THE EXERCISE:
Copy, from the entries below, each line in which the string "quote" appears.

GIVEN DATA:
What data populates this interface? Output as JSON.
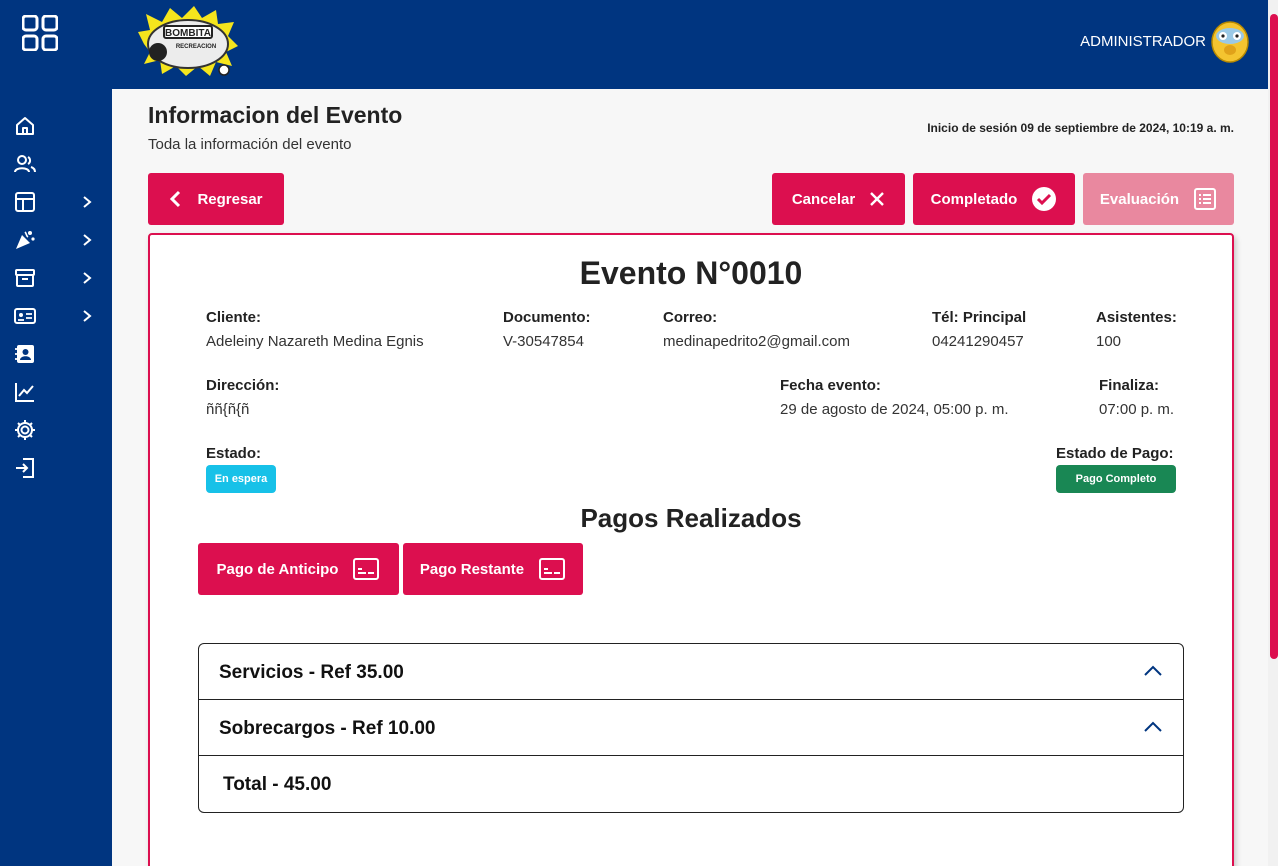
{
  "header": {
    "admin_label": "ADMINISTRADOR"
  },
  "sidebar": {
    "items": [
      {
        "icon": "home-icon"
      },
      {
        "icon": "users-icon"
      },
      {
        "icon": "layout-icon",
        "has_submenu": true
      },
      {
        "icon": "party-icon",
        "has_submenu": true
      },
      {
        "icon": "archive-icon",
        "has_submenu": true
      },
      {
        "icon": "id-card-icon",
        "has_submenu": true
      },
      {
        "icon": "contacts-icon"
      },
      {
        "icon": "chart-icon"
      },
      {
        "icon": "settings-icon"
      },
      {
        "icon": "logout-icon"
      }
    ]
  },
  "page": {
    "title": "Informacion del Evento",
    "subtitle": "Toda la información del evento",
    "session": "Inicio de sesión 09 de septiembre de 2024, 10:19 a. m."
  },
  "actions": {
    "back": "Regresar",
    "cancel": "Cancelar",
    "complete": "Completado",
    "evaluation": "Evaluación"
  },
  "event": {
    "title": "Evento N°0010",
    "client_label": "Cliente:",
    "client": "Adeleiny Nazareth Medina Egnis",
    "document_label": "Documento:",
    "document": "V-30547854",
    "email_label": "Correo:",
    "email": "medinapedrito2@gmail.com",
    "phone_label": "Tél: Principal",
    "phone": "04241290457",
    "attendees_label": "Asistentes:",
    "attendees": "100",
    "address_label": "Dirección:",
    "address": "ññ{ñ{ñ",
    "date_label": "Fecha evento:",
    "date": "29 de agosto de 2024, 05:00 p. m.",
    "end_label": "Finaliza:",
    "end": "07:00 p. m.",
    "status_label": "Estado:",
    "status": "En espera",
    "payment_status_label": "Estado de Pago:",
    "payment_status": "Pago Completo"
  },
  "payments": {
    "title": "Pagos Realizados",
    "advance": "Pago de Anticipo",
    "remaining": "Pago Restante",
    "services": "Servicios - Ref 35.00",
    "surcharges": "Sobrecargos - Ref 10.00",
    "total": "Total - 45.00"
  },
  "colors": {
    "primary": "#003580",
    "accent": "#dc0f4f",
    "accent_disabled": "#e9889f",
    "status_waiting": "#17c1e8",
    "status_paid": "#198754"
  }
}
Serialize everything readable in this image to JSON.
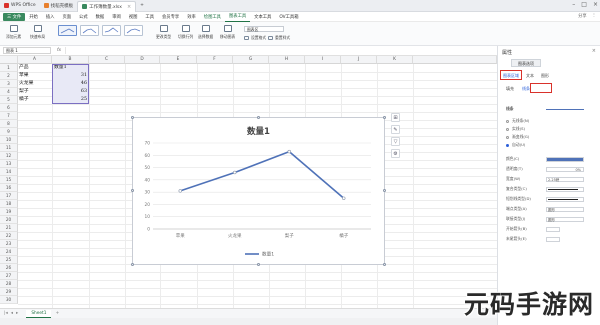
{
  "tabs": [
    {
      "label": "WPS Office",
      "color": "#d9322b"
    },
    {
      "label": "找稻壳模板",
      "color": "#e8802d"
    },
    {
      "label": "工作簿数量.xlsx",
      "color": "#3a8a5f",
      "active": true
    }
  ],
  "menu": {
    "items": [
      "三 文件",
      "开始",
      "插入",
      "页面",
      "公式",
      "数据",
      "审阅",
      "视图",
      "工具",
      "会员专享",
      "效率",
      "绘图工具",
      "图表工具",
      "文本工具",
      "OV工具箱"
    ],
    "highlight_index": 12,
    "right": [
      "分享",
      "⋮"
    ]
  },
  "ribbon": {
    "add_element": "添加元素",
    "quick_layout": "快速布局",
    "change_type": "更改类型",
    "switch_rowcol": "切换行列",
    "select_data": "选择数据",
    "move_chart": "移动图表",
    "select_label": "图表区",
    "set_format": "设置格式",
    "reset_style": "重置样式"
  },
  "formula": {
    "name_box": "图表 1",
    "fx": "fx"
  },
  "columns": [
    "A",
    "B",
    "C",
    "D",
    "E",
    "F",
    "G",
    "H",
    "I",
    "J",
    "K"
  ],
  "rows": [
    "1",
    "2",
    "3",
    "4",
    "5",
    "6",
    "7",
    "8",
    "9",
    "10",
    "11",
    "12",
    "13",
    "14",
    "15",
    "16",
    "17",
    "18",
    "19",
    "20",
    "21",
    "22",
    "23",
    "24",
    "25",
    "26",
    "27",
    "28",
    "29",
    "30"
  ],
  "cells": {
    "A1": "产品",
    "B1": "数量1",
    "A2": "苹果",
    "B2": "31",
    "A3": "火龙果",
    "B3": "46",
    "A4": "梨子",
    "B4": "63",
    "A5": "橘子",
    "B5": "25"
  },
  "chart_data": {
    "type": "line",
    "title": "数量1",
    "categories": [
      "苹果",
      "火龙果",
      "梨子",
      "橘子"
    ],
    "series": [
      {
        "name": "数量1",
        "values": [
          31,
          46,
          63,
          25
        ],
        "color": "#4f72b8"
      }
    ],
    "ylim": [
      0,
      70
    ],
    "yticks": [
      0,
      10,
      20,
      30,
      40,
      50,
      60,
      70
    ],
    "grid": true,
    "legend": "bottom"
  },
  "sheet": {
    "name": "Sheet1",
    "add": "+"
  },
  "panel": {
    "title": "属性",
    "close": "×",
    "main_tab": "图表选项",
    "subtabs": [
      "图表区域",
      "文本",
      "图形"
    ],
    "fill_tabs": [
      "填充",
      "线条"
    ],
    "section": "线条",
    "line_options": [
      "无线条(N)",
      "实线(S)",
      "渐变线(G)",
      "自动(U)"
    ],
    "props": [
      {
        "label": "颜色(C)",
        "value": ""
      },
      {
        "label": "透明度(T)",
        "value": "0%"
      },
      {
        "label": "宽度(W)",
        "value": "2.25磅"
      },
      {
        "label": "复合类型(C)",
        "value": ""
      },
      {
        "label": "短划线类型(D)",
        "value": ""
      },
      {
        "label": "端点类型(A)",
        "value": "圆形"
      },
      {
        "label": "联接类型(J)",
        "value": "圆形"
      },
      {
        "label": "开始箭头(B)",
        "value": ""
      },
      {
        "label": "末尾箭头(E)",
        "value": ""
      }
    ]
  },
  "watermark": "元码手游网"
}
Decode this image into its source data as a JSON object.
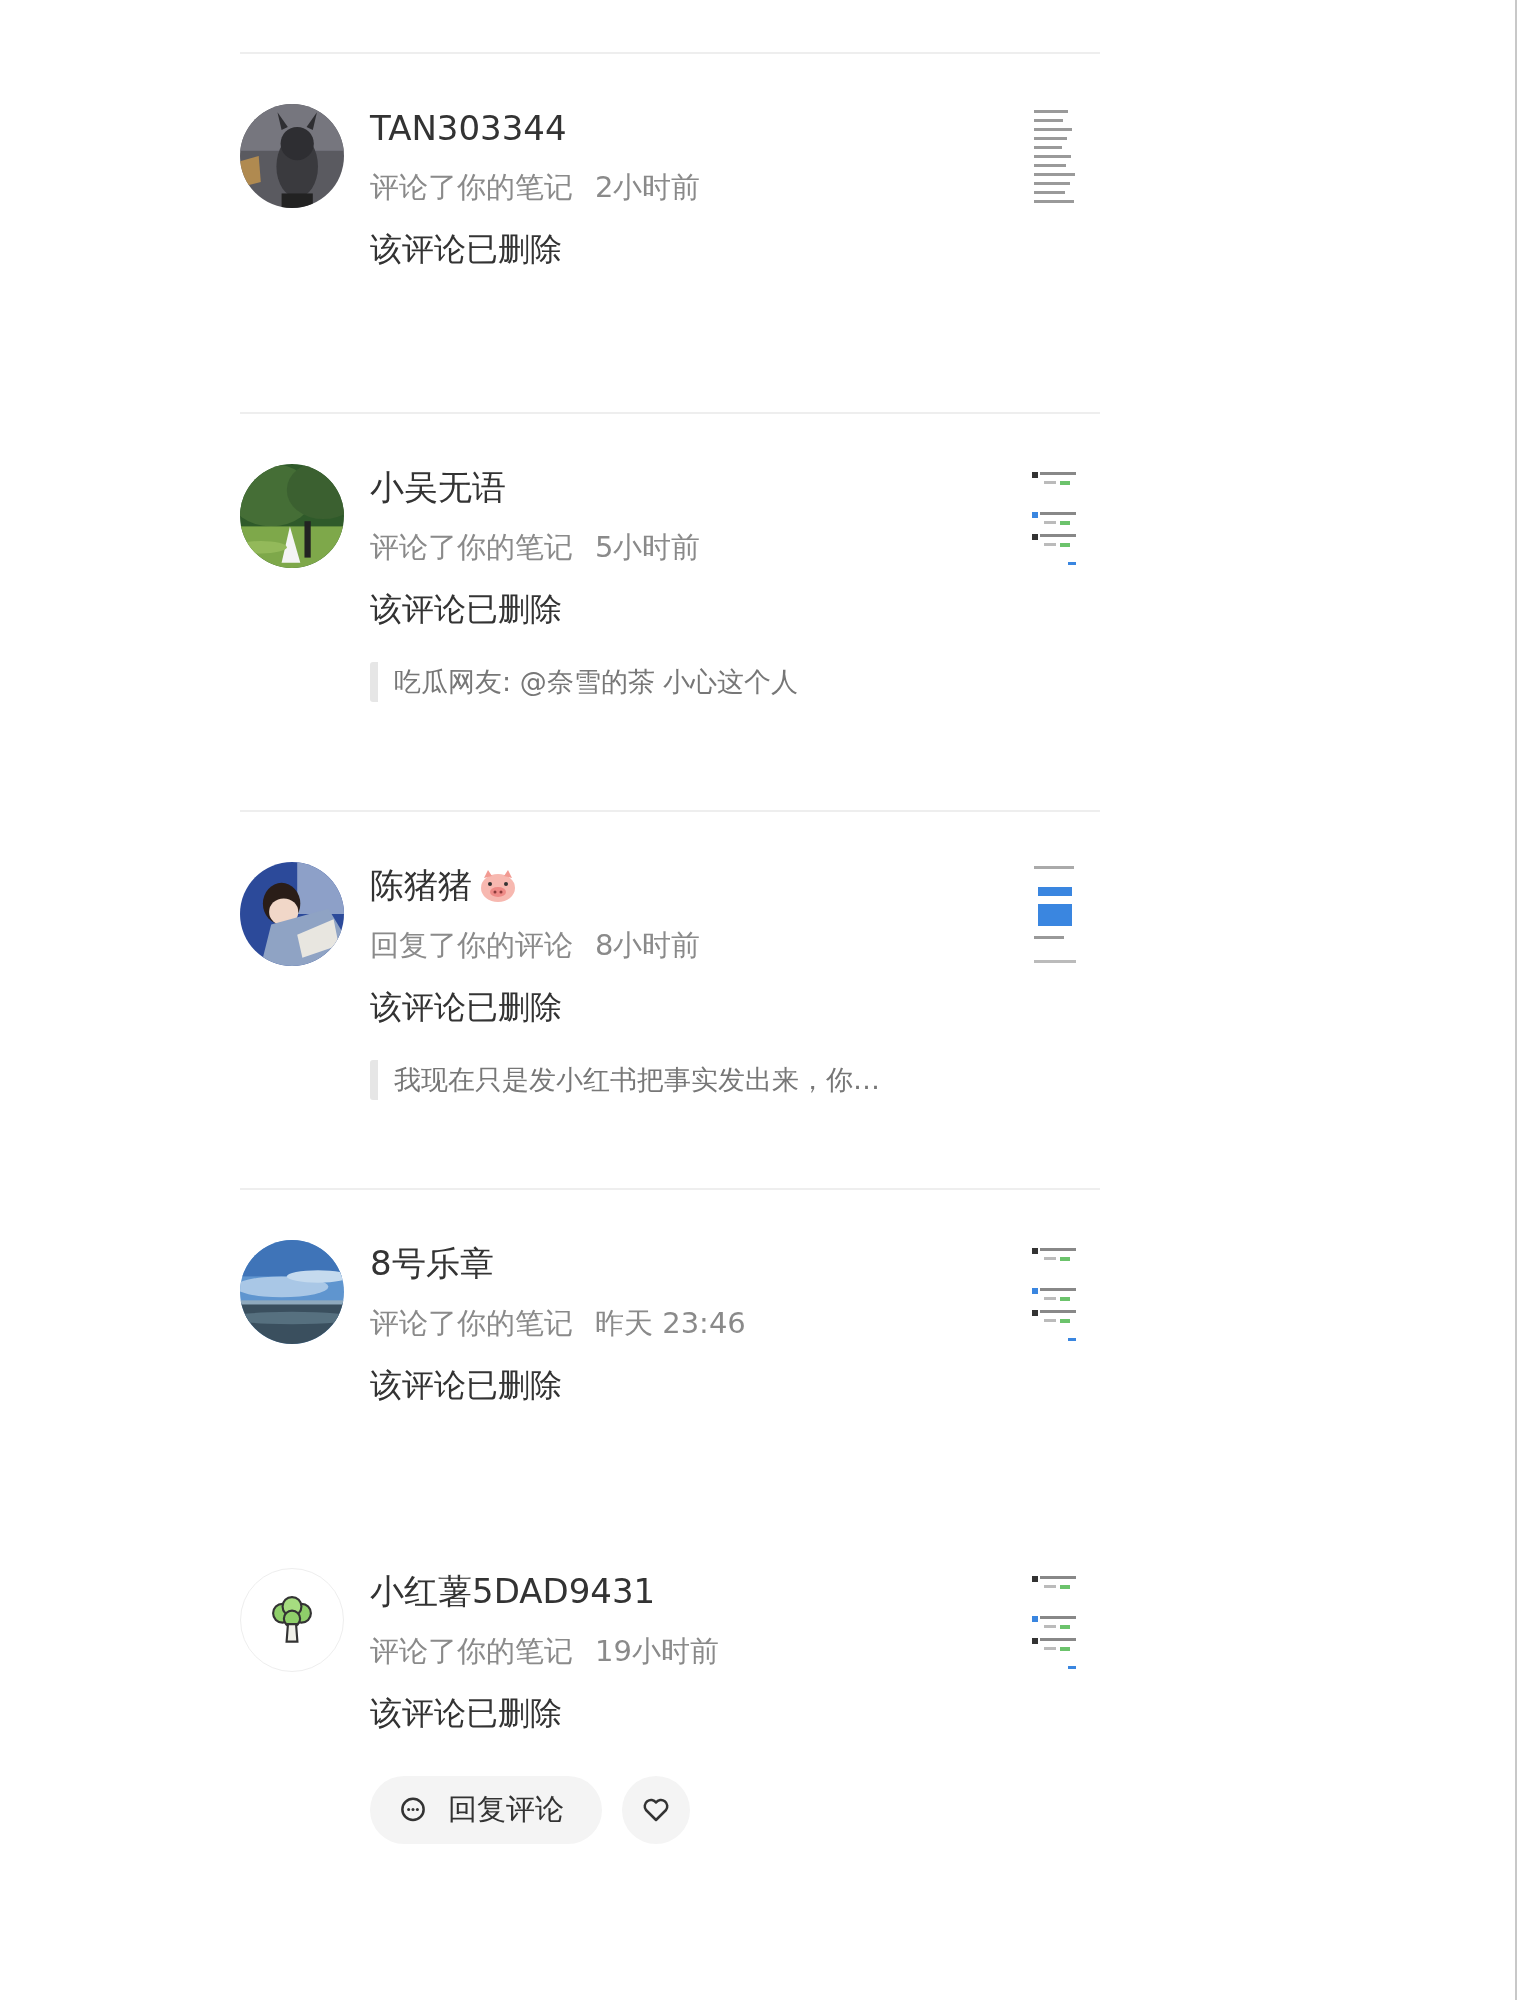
{
  "notifications": [
    {
      "name": "TAN303344",
      "action": "评论了你的笔记",
      "time": "2小时前",
      "content": "该评论已删除"
    },
    {
      "name": "小吴无语",
      "action": "评论了你的笔记",
      "time": "5小时前",
      "content": "该评论已删除",
      "quote": "吃瓜网友: @奈雪的茶 小心这个人"
    },
    {
      "name": "陈猪猪",
      "name_badge": {
        "kind": "pig"
      },
      "action": "回复了你的评论",
      "time": "8小时前",
      "content": "该评论已删除",
      "quote": "我现在只是发小红书把事实发出来，你…"
    },
    {
      "name": "8号乐章",
      "action": "评论了你的笔记",
      "time": "昨天 23:46",
      "content": "该评论已删除"
    },
    {
      "avatar": {
        "kind": "broccoli"
      },
      "name": "小红薯5DAD9431",
      "action": "评论了你的笔记",
      "time": "19小时前",
      "content": "该评论已删除",
      "reply_button": "回复评论",
      "like_button": true
    }
  ]
}
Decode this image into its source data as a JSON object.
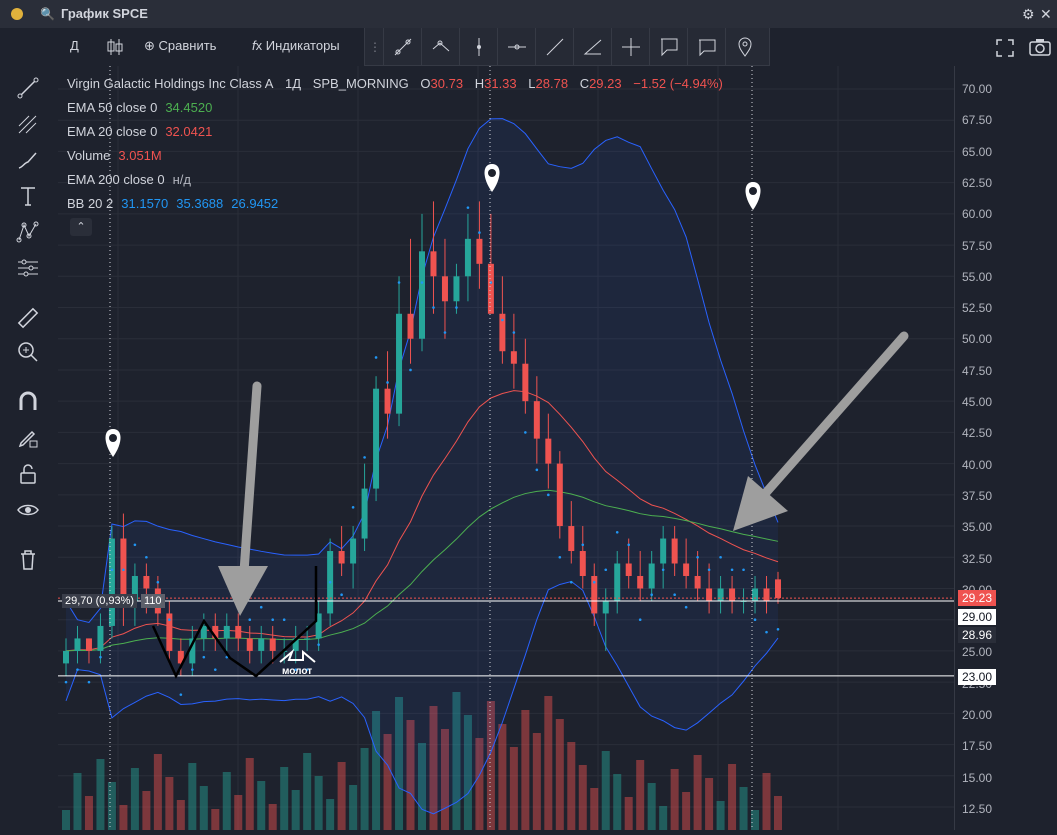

CORRECT RESULT:
      "quote": "吃瓜网友: @奈雪的茶 小心这个人"
      "quote": "我现在只是发小红书把事实发出来，你…"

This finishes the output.